* Job: Produce a verbatim copy of the entries listed below.

** Begin Listed entries **

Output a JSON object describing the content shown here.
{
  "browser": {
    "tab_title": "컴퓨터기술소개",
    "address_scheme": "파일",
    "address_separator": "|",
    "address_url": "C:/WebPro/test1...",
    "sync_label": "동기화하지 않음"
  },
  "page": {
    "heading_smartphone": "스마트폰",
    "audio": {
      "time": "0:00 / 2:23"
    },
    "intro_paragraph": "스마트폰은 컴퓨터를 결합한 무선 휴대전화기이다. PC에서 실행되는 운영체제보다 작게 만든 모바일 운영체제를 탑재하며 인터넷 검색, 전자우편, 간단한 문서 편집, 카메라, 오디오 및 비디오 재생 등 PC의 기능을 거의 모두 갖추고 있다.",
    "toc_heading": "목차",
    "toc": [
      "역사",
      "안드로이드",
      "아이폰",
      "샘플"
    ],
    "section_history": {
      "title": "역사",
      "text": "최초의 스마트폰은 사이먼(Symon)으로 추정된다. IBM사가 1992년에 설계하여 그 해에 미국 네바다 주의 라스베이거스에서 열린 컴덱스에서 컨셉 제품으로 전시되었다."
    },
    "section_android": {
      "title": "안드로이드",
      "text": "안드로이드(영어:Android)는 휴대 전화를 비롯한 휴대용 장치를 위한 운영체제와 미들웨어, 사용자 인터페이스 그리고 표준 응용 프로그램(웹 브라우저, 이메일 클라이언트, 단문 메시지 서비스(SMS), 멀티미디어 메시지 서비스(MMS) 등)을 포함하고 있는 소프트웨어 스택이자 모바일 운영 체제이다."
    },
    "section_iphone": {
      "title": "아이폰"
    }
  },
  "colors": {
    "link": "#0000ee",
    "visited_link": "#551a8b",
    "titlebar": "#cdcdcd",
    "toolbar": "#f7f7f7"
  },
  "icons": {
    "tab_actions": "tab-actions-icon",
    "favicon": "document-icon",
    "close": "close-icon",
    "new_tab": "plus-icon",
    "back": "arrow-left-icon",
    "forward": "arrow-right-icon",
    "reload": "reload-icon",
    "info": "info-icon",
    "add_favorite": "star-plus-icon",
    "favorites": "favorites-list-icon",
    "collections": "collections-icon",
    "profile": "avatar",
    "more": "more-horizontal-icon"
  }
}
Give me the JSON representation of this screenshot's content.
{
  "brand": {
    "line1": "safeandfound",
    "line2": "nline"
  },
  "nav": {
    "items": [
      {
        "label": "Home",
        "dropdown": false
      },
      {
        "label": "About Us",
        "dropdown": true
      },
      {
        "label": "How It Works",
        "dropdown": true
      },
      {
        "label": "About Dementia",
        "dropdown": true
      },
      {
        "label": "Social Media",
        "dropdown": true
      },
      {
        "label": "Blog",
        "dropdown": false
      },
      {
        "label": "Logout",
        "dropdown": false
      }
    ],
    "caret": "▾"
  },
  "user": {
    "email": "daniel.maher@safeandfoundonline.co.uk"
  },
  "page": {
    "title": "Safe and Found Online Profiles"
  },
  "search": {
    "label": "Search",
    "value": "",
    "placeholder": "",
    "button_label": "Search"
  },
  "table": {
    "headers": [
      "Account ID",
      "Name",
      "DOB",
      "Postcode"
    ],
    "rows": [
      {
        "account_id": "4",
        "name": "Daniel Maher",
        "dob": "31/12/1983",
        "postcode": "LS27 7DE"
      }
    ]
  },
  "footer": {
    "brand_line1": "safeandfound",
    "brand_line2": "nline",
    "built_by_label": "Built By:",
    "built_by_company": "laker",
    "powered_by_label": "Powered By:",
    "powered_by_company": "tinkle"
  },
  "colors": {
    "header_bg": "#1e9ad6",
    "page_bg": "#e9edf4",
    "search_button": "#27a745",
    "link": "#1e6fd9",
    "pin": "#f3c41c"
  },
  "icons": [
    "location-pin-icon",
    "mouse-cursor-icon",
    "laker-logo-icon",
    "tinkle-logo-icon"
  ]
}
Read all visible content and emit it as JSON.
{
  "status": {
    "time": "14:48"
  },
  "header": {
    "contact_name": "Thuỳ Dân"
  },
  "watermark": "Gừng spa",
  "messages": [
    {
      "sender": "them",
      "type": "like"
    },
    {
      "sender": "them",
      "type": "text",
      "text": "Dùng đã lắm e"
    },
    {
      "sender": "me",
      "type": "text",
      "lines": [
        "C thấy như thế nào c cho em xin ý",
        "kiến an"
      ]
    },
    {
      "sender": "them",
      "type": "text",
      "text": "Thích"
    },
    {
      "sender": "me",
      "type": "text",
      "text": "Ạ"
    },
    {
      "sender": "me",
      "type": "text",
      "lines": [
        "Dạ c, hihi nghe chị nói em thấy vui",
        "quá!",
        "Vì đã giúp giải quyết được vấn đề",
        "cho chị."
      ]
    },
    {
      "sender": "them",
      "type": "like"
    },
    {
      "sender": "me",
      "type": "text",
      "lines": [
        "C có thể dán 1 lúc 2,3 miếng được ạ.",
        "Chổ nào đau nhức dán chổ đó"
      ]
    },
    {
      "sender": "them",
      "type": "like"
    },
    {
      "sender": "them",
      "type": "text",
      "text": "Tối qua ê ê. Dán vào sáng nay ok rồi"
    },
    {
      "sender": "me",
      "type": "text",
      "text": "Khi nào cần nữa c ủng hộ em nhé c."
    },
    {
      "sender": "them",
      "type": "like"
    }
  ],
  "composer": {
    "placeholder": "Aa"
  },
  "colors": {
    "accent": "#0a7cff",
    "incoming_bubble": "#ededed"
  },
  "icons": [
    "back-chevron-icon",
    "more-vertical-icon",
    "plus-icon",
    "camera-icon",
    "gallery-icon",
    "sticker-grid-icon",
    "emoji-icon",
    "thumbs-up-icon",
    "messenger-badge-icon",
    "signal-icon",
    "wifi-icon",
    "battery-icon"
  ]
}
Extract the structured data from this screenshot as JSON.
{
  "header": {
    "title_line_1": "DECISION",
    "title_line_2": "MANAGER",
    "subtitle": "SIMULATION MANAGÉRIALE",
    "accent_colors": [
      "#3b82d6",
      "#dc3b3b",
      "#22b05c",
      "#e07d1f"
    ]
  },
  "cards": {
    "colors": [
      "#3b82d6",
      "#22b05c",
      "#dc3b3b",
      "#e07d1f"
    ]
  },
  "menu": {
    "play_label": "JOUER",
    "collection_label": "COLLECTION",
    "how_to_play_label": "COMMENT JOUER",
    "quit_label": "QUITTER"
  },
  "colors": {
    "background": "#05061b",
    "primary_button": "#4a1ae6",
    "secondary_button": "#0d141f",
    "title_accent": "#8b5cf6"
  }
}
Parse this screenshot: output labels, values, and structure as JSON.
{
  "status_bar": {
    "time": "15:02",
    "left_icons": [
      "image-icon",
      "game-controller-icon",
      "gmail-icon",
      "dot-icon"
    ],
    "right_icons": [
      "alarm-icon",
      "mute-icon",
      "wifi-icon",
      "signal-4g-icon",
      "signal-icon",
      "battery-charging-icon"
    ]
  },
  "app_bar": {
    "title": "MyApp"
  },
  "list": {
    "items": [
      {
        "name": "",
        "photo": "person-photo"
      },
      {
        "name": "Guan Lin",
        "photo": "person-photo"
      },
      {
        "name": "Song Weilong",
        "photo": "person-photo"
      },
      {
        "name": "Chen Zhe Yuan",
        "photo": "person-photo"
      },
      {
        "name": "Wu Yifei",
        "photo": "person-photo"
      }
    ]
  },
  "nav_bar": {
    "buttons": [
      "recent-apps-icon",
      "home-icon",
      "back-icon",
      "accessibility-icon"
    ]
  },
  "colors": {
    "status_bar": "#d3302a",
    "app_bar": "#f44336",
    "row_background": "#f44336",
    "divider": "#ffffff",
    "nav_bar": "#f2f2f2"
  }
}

** End Listed entries **

* Output:
Output a JSON object describing the content shown here.
{
  "browser": {
    "tab_title": "컴퓨터기술소개",
    "address_scheme": "파일",
    "address_separator": "|",
    "address_url": "C:/WebPro/test1...",
    "sync_label": "동기화하지 않음"
  },
  "page": {
    "heading_smartphone": "스마트폰",
    "audio": {
      "time": "0:00 / 2:23"
    },
    "intro_paragraph": "스마트폰은 컴퓨터를 결합한 무선 휴대전화기이다. PC에서 실행되는 운영체제보다 작게 만든 모바일 운영체제를 탑재하며 인터넷 검색, 전자우편, 간단한 문서 편집, 카메라, 오디오 및 비디오 재생 등 PC의 기능을 거의 모두 갖추고 있다.",
    "toc_heading": "목차",
    "toc": [
      "역사",
      "안드로이드",
      "아이폰",
      "샘플"
    ],
    "section_history": {
      "title": "역사",
      "text": "최초의 스마트폰은 사이먼(Symon)으로 추정된다. IBM사가 1992년에 설계하여 그 해에 미국 네바다 주의 라스베이거스에서 열린 컴덱스에서 컨셉 제품으로 전시되었다."
    },
    "section_android": {
      "title": "안드로이드",
      "text": "안드로이드(영어:Android)는 휴대 전화를 비롯한 휴대용 장치를 위한 운영체제와 미들웨어, 사용자 인터페이스 그리고 표준 응용 프로그램(웹 브라우저, 이메일 클라이언트, 단문 메시지 서비스(SMS), 멀티미디어 메시지 서비스(MMS) 등)을 포함하고 있는 소프트웨어 스택이자 모바일 운영 체제이다."
    },
    "section_iphone": {
      "title": "아이폰"
    }
  },
  "colors": {
    "link": "#0000ee",
    "visited_link": "#551a8b",
    "titlebar": "#cdcdcd",
    "toolbar": "#f7f7f7"
  },
  "icons": {
    "tab_actions": "tab-actions-icon",
    "favicon": "document-icon",
    "close": "close-icon",
    "new_tab": "plus-icon",
    "back": "arrow-left-icon",
    "forward": "arrow-right-icon",
    "reload": "reload-icon",
    "info": "info-icon",
    "add_favorite": "star-plus-icon",
    "favorites": "favorites-list-icon",
    "collections": "collections-icon",
    "profile": "avatar",
    "more": "more-horizontal-icon"
  }
}
Give me the JSON representation of this screenshot's content.
{
  "brand": {
    "line1": "safeandfound",
    "line2": "nline"
  },
  "nav": {
    "items": [
      {
        "label": "Home",
        "dropdown": false
      },
      {
        "label": "About Us",
        "dropdown": true
      },
      {
        "label": "How It Works",
        "dropdown": true
      },
      {
        "label": "About Dementia",
        "dropdown": true
      },
      {
        "label": "Social Media",
        "dropdown": true
      },
      {
        "label": "Blog",
        "dropdown": false
      },
      {
        "label": "Logout",
        "dropdown": false
      }
    ],
    "caret": "▾"
  },
  "user": {
    "email": "daniel.maher@safeandfoundonline.co.uk"
  },
  "page": {
    "title": "Safe and Found Online Profiles"
  },
  "search": {
    "label": "Search",
    "value": "",
    "placeholder": "",
    "button_label": "Search"
  },
  "table": {
    "headers": [
      "Account ID",
      "Name",
      "DOB",
      "Postcode"
    ],
    "rows": [
      {
        "account_id": "4",
        "name": "Daniel Maher",
        "dob": "31/12/1983",
        "postcode": "LS27 7DE"
      }
    ]
  },
  "footer": {
    "brand_line1": "safeandfound",
    "brand_line2": "nline",
    "built_by_label": "Built By:",
    "built_by_company": "laker",
    "powered_by_label": "Powered By:",
    "powered_by_company": "tinkle"
  },
  "colors": {
    "header_bg": "#1e9ad6",
    "page_bg": "#e9edf4",
    "search_button": "#27a745",
    "link": "#1e6fd9",
    "pin": "#f3c41c"
  },
  "icons": [
    "location-pin-icon",
    "mouse-cursor-icon",
    "laker-logo-icon",
    "tinkle-logo-icon"
  ]
}
Read all visible content and emit it as JSON.
{
  "status": {
    "time": "14:48"
  },
  "header": {
    "contact_name": "Thuỳ Dân"
  },
  "watermark": "Gừng spa",
  "messages": [
    {
      "sender": "them",
      "type": "like"
    },
    {
      "sender": "them",
      "type": "text",
      "text": "Dùng đã lắm e"
    },
    {
      "sender": "me",
      "type": "text",
      "lines": [
        "C thấy như thế nào c cho em xin ý",
        "kiến an"
      ]
    },
    {
      "sender": "them",
      "type": "text",
      "text": "Thích"
    },
    {
      "sender": "me",
      "type": "text",
      "text": "Ạ"
    },
    {
      "sender": "me",
      "type": "text",
      "lines": [
        "Dạ c, hihi nghe chị nói em thấy vui",
        "quá!",
        "Vì đã giúp giải quyết được vấn đề",
        "cho chị."
      ]
    },
    {
      "sender": "them",
      "type": "like"
    },
    {
      "sender": "me",
      "type": "text",
      "lines": [
        "C có thể dán 1 lúc 2,3 miếng được ạ.",
        "Chổ nào đau nhức dán chổ đó"
      ]
    },
    {
      "sender": "them",
      "type": "like"
    },
    {
      "sender": "them",
      "type": "text",
      "text": "Tối qua ê ê. Dán vào sáng nay ok rồi"
    },
    {
      "sender": "me",
      "type": "text",
      "text": "Khi nào cần nữa c ủng hộ em nhé c."
    },
    {
      "sender": "them",
      "type": "like"
    }
  ],
  "composer": {
    "placeholder": "Aa"
  },
  "colors": {
    "accent": "#0a7cff",
    "incoming_bubble": "#ededed"
  },
  "icons": [
    "back-chevron-icon",
    "more-vertical-icon",
    "plus-icon",
    "camera-icon",
    "gallery-icon",
    "sticker-grid-icon",
    "emoji-icon",
    "thumbs-up-icon",
    "messenger-badge-icon",
    "signal-icon",
    "wifi-icon",
    "battery-icon"
  ]
}
Extract the structured data from this screenshot as JSON.
{
  "header": {
    "title_line_1": "DECISION",
    "title_line_2": "MANAGER",
    "subtitle": "SIMULATION MANAGÉRIALE",
    "accent_colors": [
      "#3b82d6",
      "#dc3b3b",
      "#22b05c",
      "#e07d1f"
    ]
  },
  "cards": {
    "colors": [
      "#3b82d6",
      "#22b05c",
      "#dc3b3b",
      "#e07d1f"
    ]
  },
  "menu": {
    "play_label": "JOUER",
    "collection_label": "COLLECTION",
    "how_to_play_label": "COMMENT JOUER",
    "quit_label": "QUITTER"
  },
  "colors": {
    "background": "#05061b",
    "primary_button": "#4a1ae6",
    "secondary_button": "#0d141f",
    "title_accent": "#8b5cf6"
  }
}
Parse this screenshot: output labels, values, and structure as JSON.
{
  "status_bar": {
    "time": "15:02",
    "left_icons": [
      "image-icon",
      "game-controller-icon",
      "gmail-icon",
      "dot-icon"
    ],
    "right_icons": [
      "alarm-icon",
      "mute-icon",
      "wifi-icon",
      "signal-4g-icon",
      "signal-icon",
      "battery-charging-icon"
    ]
  },
  "app_bar": {
    "title": "MyApp"
  },
  "list": {
    "items": [
      {
        "name": "",
        "photo": "person-photo"
      },
      {
        "name": "Guan Lin",
        "photo": "person-photo"
      },
      {
        "name": "Song Weilong",
        "photo": "person-photo"
      },
      {
        "name": "Chen Zhe Yuan",
        "photo": "person-photo"
      },
      {
        "name": "Wu Yifei",
        "photo": "person-photo"
      }
    ]
  },
  "nav_bar": {
    "buttons": [
      "recent-apps-icon",
      "home-icon",
      "back-icon",
      "accessibility-icon"
    ]
  },
  "colors": {
    "status_bar": "#d3302a",
    "app_bar": "#f44336",
    "row_background": "#f44336",
    "divider": "#ffffff",
    "nav_bar": "#f2f2f2"
  }
}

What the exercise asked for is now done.